▸ **Task to complete**
Return each line holding the string "true".

Dataset excerpts
***
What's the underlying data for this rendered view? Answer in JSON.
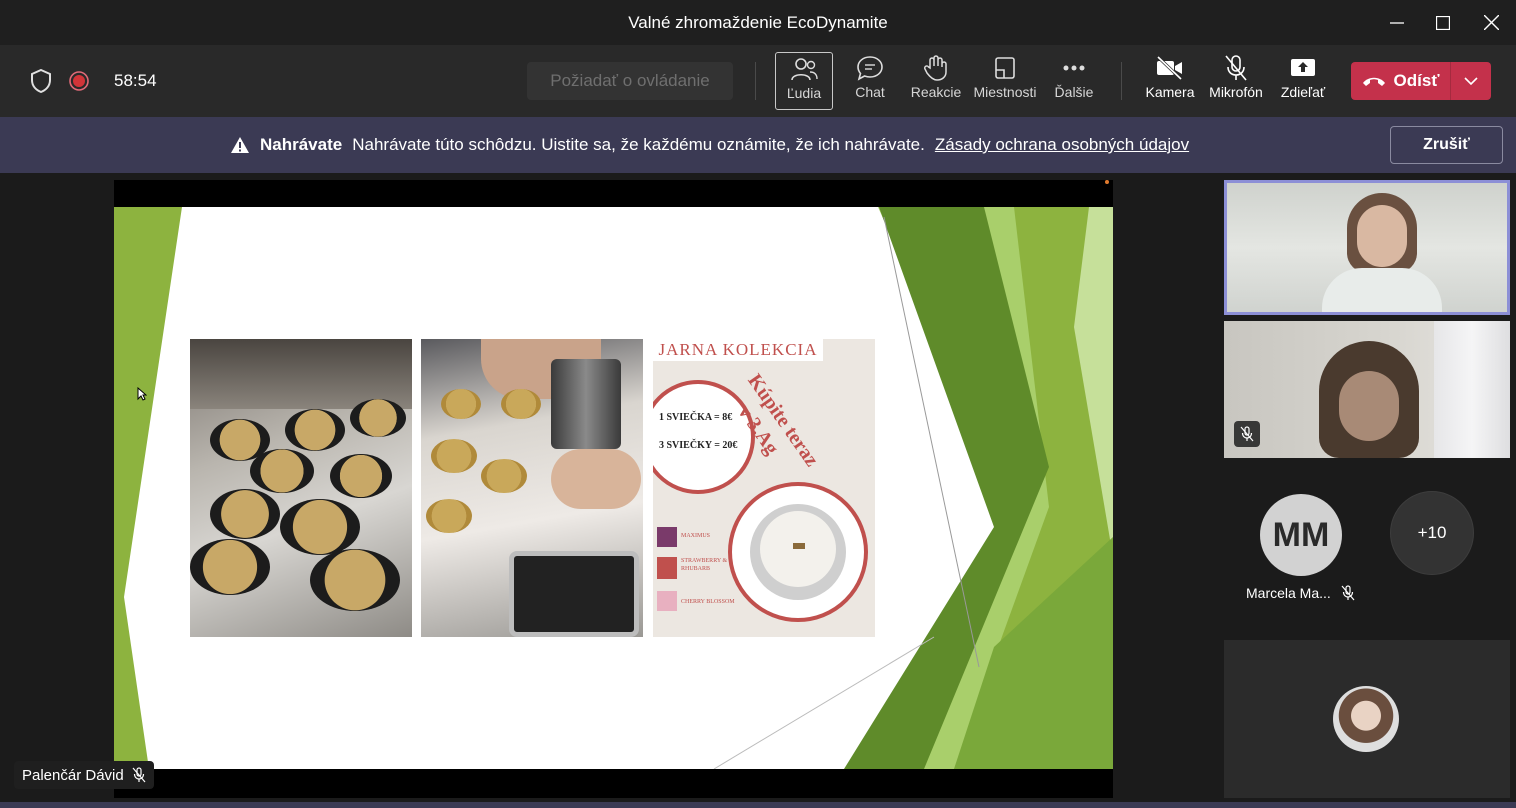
{
  "window": {
    "title": "Valné zhromaždenie EcoDynamite"
  },
  "toolbar": {
    "timer": "58:54",
    "request_control": "Požiadať o ovládanie",
    "buttons": {
      "people": "Ľudia",
      "chat": "Chat",
      "reactions": "Reakcie",
      "rooms": "Miestnosti",
      "more": "Ďalšie",
      "camera": "Kamera",
      "mic": "Mikrofón",
      "share": "Zdieľať"
    },
    "leave": "Odísť"
  },
  "banner": {
    "label": "Nahrávate",
    "message": "Nahrávate túto schôdzu. Uistite sa, že každému oznámite, že ich nahrávate.",
    "link": "Zásady ochrana osobných údajov",
    "cancel": "Zrušiť"
  },
  "slide": {
    "poster": {
      "title": "JARNA KOLEKCIA",
      "price1": "1 SVIEČKA = 8€",
      "price2": "3 SVIEČKY = 20€",
      "cta_line1": "Kúpite teraz",
      "cta_line2": "v 3.Ag",
      "scents": [
        "MAXIMUS",
        "STRAWBERRY & RHUBARB",
        "CHERRY BLOSSOM"
      ]
    }
  },
  "presenter": {
    "name": "Palenčár Dávid"
  },
  "participants": {
    "initials": "MM",
    "name": "Marcela Ma...",
    "overflow": "+10"
  },
  "colors": {
    "accent": "#c4314b",
    "banner": "#3b3a54",
    "slide_green": "#8db33f",
    "active_border": "#8c8fd6"
  }
}
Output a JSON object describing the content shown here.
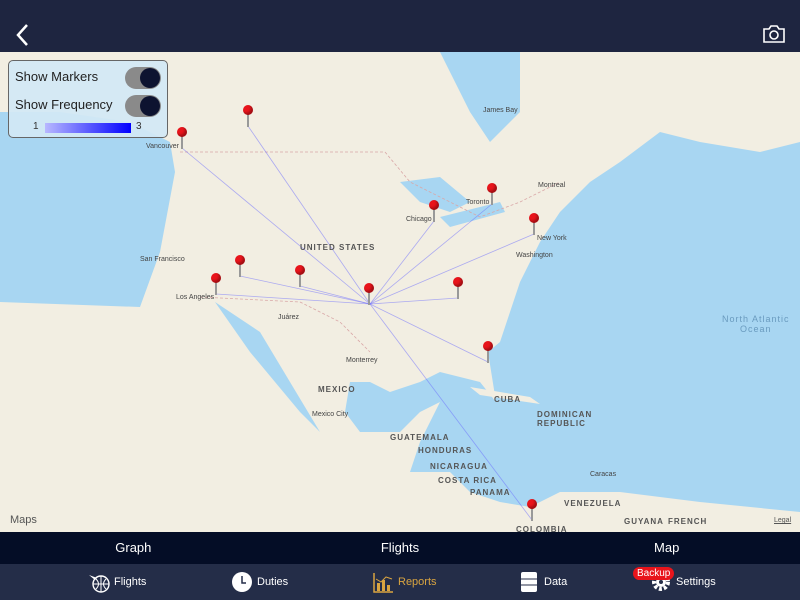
{
  "header": {
    "back_icon": "chevron-left-icon",
    "camera_icon": "camera-icon"
  },
  "panel": {
    "show_markers_label": "Show Markers",
    "show_markers": true,
    "show_frequency_label": "Show Frequency",
    "show_frequency": true,
    "legend_min": "1",
    "legend_max": "3",
    "legend_colors": [
      "#b8b8ff",
      "#0000ff"
    ]
  },
  "map": {
    "labels": {
      "vancouver": "Vancouver",
      "james_bay": "James Bay",
      "toronto": "Toronto",
      "montreal": "Montreal",
      "chicago": "Chicago",
      "new_york": "New York",
      "washington": "Washington",
      "united_states": "UNITED STATES",
      "san_francisco": "San Francisco",
      "los_angeles": "Los Angeles",
      "juarez": "Juárez",
      "monterrey": "Monterrey",
      "mexico": "MEXICO",
      "mexico_city": "Mexico City",
      "cuba": "CUBA",
      "dominican_republic": "DOMINICAN\nREPUBLIC",
      "guatemala": "GUATEMALA",
      "honduras": "HONDURAS",
      "nicaragua": "NICARAGUA",
      "costa_rica": "COSTA RICA",
      "panama": "PANAMA",
      "venezuela": "VENEZUELA",
      "caracas": "Caracas",
      "guyana": "GUYANA",
      "french_guiana": "FRENCH",
      "colombia": "COLOMBIA",
      "ocean": "North Atlantic\nOcean"
    },
    "attribution": "Maps",
    "legal": "Legal",
    "marker_color": "#e8141b",
    "route_color": "#6666ff"
  },
  "segments": [
    {
      "label": "Graph"
    },
    {
      "label": "Flights"
    },
    {
      "label": "Map",
      "selected": true
    }
  ],
  "tabs": [
    {
      "label": "Flights",
      "icon": "plane-globe-icon"
    },
    {
      "label": "Duties",
      "icon": "clock-icon"
    },
    {
      "label": "Reports",
      "icon": "bar-chart-icon",
      "active": true
    },
    {
      "label": "Data",
      "icon": "cabinet-icon"
    },
    {
      "label": "Settings",
      "icon": "gear-icon",
      "badge": "Backup"
    }
  ],
  "active_color": "#d9a440"
}
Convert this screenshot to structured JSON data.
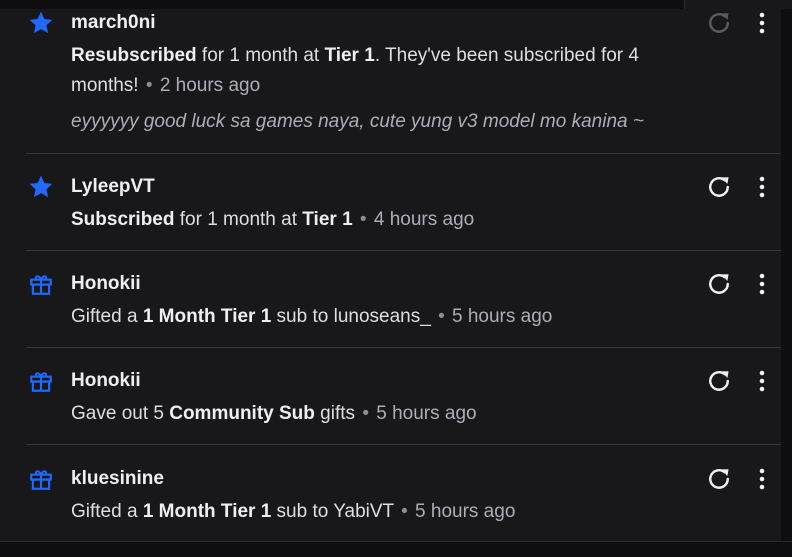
***
▸ **The response**
    "show_markers": true,
    "show_frequency": true,
      "selected": true
      "active": true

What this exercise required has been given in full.